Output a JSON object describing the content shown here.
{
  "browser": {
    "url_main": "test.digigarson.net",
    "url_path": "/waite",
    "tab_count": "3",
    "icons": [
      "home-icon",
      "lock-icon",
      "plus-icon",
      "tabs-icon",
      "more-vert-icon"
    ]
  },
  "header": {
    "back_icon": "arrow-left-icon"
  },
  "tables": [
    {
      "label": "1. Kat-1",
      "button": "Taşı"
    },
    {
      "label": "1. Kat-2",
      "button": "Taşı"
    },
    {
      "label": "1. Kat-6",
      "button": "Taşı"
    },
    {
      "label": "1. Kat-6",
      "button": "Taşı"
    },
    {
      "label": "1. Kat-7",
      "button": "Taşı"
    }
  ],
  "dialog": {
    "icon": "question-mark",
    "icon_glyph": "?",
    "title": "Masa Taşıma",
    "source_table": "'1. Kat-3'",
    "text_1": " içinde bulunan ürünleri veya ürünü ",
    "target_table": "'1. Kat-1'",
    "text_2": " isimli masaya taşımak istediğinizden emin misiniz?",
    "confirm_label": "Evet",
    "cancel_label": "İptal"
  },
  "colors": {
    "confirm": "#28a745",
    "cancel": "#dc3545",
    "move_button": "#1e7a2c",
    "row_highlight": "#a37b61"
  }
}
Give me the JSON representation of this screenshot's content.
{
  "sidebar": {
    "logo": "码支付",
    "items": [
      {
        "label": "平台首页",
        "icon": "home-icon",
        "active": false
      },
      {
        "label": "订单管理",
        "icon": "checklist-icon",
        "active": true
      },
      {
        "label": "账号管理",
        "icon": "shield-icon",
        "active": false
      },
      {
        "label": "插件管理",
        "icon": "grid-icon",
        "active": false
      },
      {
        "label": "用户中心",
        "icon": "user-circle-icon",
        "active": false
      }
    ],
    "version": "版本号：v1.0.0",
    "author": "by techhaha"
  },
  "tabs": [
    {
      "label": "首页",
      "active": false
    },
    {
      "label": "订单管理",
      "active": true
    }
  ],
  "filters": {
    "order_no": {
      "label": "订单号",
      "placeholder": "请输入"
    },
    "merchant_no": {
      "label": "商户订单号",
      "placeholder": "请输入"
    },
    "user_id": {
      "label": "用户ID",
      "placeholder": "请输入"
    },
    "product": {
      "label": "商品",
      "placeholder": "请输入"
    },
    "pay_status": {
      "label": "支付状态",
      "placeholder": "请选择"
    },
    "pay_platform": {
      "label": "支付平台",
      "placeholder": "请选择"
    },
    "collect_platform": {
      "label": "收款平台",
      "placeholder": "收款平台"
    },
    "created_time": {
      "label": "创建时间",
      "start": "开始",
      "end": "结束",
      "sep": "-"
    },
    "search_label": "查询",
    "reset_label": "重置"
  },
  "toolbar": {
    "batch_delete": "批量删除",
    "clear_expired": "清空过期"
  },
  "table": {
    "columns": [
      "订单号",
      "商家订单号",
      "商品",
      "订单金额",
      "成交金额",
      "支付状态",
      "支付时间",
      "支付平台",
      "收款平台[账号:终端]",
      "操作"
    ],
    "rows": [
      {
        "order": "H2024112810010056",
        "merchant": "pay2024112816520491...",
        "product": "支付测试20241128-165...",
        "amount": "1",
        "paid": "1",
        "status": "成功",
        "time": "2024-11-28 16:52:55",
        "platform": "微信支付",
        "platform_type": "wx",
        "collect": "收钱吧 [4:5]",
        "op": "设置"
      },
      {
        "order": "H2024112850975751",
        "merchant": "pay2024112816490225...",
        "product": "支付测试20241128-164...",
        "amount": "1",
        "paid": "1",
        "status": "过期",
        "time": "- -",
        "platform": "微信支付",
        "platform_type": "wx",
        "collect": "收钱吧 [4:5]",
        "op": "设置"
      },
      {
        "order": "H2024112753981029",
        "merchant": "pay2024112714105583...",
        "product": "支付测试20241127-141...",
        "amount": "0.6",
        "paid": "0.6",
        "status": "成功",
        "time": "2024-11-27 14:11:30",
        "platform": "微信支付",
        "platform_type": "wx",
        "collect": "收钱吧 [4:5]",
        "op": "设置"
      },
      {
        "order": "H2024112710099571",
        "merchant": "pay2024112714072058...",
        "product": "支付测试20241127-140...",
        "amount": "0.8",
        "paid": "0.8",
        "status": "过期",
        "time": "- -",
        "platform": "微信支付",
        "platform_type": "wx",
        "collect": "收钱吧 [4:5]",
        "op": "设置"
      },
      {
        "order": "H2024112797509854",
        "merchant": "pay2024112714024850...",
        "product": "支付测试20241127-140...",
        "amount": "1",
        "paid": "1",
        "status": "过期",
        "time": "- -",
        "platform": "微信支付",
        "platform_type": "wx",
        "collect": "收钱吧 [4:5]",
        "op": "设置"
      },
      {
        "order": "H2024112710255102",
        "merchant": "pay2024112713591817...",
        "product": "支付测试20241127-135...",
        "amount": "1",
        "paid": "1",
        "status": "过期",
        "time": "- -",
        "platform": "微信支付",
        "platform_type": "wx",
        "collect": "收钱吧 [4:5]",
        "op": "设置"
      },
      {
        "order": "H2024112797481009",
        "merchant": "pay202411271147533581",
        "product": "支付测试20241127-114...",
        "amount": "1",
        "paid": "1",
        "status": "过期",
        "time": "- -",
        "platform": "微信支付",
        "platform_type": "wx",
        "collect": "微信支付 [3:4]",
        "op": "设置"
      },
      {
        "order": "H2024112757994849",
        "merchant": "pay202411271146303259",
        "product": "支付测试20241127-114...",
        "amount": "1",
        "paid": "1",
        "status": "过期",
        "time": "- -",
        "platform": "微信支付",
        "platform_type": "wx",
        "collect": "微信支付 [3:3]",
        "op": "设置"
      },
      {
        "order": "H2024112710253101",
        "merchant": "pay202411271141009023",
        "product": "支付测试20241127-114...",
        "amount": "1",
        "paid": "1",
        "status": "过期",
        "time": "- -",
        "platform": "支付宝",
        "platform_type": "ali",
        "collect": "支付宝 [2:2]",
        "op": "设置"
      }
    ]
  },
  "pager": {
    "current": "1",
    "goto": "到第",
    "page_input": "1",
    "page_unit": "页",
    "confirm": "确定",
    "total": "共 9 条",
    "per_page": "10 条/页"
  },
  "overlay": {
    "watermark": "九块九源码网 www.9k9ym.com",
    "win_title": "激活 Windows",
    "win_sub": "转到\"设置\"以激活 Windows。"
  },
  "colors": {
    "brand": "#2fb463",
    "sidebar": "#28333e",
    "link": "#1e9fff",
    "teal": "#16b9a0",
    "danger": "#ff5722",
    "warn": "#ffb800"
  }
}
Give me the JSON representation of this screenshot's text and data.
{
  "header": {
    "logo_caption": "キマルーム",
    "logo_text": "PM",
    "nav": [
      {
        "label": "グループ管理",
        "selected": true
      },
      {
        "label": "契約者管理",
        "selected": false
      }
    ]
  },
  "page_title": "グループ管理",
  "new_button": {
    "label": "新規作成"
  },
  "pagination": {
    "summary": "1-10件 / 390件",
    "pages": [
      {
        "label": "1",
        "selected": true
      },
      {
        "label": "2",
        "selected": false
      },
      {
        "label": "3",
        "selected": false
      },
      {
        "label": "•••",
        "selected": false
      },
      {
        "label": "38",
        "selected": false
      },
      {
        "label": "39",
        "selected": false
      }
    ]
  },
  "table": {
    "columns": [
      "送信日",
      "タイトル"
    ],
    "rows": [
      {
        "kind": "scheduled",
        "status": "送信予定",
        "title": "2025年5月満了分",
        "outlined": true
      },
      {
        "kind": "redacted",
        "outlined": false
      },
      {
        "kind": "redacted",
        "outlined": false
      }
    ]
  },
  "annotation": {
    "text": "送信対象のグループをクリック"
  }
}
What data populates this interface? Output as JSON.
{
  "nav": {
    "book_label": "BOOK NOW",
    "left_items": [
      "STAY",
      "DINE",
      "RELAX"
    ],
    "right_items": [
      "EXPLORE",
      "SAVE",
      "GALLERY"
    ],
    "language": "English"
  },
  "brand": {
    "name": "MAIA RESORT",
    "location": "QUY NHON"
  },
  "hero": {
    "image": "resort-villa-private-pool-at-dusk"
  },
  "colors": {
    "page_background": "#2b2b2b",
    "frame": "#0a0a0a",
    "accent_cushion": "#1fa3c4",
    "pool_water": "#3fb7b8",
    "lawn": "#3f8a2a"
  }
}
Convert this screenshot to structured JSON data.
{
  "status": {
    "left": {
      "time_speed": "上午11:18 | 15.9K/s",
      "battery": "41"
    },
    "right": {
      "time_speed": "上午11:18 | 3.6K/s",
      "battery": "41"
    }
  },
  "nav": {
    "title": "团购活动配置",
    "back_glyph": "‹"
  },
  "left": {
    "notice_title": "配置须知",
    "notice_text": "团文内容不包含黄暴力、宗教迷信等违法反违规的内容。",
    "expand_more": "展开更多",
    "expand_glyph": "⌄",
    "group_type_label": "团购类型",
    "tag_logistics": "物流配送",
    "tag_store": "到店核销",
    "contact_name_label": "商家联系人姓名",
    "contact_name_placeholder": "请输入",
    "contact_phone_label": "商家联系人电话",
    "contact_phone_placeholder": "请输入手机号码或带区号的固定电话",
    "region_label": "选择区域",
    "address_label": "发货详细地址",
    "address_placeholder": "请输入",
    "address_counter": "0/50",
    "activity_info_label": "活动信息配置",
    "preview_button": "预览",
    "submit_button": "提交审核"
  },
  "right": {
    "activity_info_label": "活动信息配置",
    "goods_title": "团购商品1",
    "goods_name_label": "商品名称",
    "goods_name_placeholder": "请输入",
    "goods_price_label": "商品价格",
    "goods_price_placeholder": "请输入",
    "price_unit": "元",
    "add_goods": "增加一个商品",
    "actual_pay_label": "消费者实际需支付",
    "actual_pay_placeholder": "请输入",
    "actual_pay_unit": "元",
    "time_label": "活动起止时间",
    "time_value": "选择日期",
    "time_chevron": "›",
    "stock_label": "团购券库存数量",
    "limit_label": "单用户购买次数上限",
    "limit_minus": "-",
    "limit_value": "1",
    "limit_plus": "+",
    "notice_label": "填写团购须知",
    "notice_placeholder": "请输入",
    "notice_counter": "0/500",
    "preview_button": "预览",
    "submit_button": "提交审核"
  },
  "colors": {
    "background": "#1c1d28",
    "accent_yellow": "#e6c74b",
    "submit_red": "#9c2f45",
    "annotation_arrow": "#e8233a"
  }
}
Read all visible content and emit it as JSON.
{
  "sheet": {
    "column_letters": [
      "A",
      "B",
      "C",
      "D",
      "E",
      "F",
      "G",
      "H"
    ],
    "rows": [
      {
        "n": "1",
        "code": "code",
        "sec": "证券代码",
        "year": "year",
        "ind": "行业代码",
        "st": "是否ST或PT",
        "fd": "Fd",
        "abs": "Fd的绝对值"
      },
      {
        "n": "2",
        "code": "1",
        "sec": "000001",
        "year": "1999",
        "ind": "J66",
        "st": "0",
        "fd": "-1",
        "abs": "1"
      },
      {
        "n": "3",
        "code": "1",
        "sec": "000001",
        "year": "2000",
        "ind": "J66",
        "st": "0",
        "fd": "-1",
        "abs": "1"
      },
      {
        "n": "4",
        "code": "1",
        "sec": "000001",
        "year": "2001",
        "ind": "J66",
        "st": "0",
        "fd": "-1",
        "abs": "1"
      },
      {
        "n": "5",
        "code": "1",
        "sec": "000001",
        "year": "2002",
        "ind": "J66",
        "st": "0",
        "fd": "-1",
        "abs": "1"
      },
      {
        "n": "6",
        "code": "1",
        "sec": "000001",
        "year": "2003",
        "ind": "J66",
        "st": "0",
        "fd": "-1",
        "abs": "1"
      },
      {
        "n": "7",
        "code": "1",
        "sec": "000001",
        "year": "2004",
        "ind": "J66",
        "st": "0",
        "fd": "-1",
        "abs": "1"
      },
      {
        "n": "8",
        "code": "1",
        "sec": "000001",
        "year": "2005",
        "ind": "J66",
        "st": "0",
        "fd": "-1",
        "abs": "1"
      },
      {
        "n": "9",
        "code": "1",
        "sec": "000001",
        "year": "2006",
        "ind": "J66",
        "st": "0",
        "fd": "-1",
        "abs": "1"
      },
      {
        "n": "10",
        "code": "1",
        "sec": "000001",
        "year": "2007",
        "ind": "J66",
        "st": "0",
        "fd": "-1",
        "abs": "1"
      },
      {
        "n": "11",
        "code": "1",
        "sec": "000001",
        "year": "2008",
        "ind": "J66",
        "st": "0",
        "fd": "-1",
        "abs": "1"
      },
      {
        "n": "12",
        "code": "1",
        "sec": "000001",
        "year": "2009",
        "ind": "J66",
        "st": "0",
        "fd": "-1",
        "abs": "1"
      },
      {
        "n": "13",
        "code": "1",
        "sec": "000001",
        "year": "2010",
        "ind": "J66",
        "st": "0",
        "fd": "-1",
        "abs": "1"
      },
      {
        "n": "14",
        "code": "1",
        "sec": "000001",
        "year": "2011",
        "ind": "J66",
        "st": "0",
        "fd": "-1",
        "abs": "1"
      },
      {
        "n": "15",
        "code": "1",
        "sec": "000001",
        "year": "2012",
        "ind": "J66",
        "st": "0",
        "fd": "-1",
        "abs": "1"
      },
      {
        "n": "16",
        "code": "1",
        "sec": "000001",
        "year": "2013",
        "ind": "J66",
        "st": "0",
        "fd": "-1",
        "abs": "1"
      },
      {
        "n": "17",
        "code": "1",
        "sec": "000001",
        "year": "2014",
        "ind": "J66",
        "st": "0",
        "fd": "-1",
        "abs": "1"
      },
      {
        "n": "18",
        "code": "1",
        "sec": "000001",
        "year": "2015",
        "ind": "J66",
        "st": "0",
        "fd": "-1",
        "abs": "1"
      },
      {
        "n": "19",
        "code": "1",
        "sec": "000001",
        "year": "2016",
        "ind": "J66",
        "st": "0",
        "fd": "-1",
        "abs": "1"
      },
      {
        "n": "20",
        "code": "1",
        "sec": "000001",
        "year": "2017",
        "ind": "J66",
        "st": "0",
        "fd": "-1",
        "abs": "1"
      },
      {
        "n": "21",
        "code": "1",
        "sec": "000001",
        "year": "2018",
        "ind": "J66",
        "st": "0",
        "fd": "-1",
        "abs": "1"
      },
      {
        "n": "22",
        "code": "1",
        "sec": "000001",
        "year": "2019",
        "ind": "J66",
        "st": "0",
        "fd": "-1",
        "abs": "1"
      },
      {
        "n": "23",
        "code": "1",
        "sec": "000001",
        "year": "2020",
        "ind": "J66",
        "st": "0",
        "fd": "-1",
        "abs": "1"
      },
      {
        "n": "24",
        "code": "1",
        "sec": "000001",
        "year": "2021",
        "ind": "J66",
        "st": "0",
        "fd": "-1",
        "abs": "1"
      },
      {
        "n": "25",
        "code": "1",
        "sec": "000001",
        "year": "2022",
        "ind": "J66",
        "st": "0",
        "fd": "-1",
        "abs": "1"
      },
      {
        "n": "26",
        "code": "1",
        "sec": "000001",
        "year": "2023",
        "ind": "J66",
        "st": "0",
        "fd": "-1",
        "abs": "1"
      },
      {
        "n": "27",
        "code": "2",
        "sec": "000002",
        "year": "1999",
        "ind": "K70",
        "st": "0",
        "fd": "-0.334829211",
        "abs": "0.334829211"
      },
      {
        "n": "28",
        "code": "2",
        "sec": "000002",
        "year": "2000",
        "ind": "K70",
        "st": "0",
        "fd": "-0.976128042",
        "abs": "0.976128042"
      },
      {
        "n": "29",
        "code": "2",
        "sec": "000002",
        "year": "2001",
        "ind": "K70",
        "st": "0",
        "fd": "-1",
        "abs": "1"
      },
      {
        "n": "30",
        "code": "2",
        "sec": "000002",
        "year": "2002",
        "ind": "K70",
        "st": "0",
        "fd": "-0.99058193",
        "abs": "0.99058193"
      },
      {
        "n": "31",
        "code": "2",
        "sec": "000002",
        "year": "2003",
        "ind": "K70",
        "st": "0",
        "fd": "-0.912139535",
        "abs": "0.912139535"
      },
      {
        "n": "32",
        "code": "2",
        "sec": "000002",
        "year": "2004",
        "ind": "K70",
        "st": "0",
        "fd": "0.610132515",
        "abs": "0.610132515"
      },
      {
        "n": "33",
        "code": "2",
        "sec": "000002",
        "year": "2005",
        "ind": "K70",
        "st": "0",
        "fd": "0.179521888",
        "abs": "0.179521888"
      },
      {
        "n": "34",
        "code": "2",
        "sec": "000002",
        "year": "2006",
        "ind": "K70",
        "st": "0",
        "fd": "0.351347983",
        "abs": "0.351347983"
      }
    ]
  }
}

....

### JOB
From the entries above, collect every line with the string "content" in it.

### RESPONSE TO THIS TASK
Output a JSON object describing the content shown here.
Give me the JSON representation of this screenshot's content.
Read all visible content and emit it as JSON.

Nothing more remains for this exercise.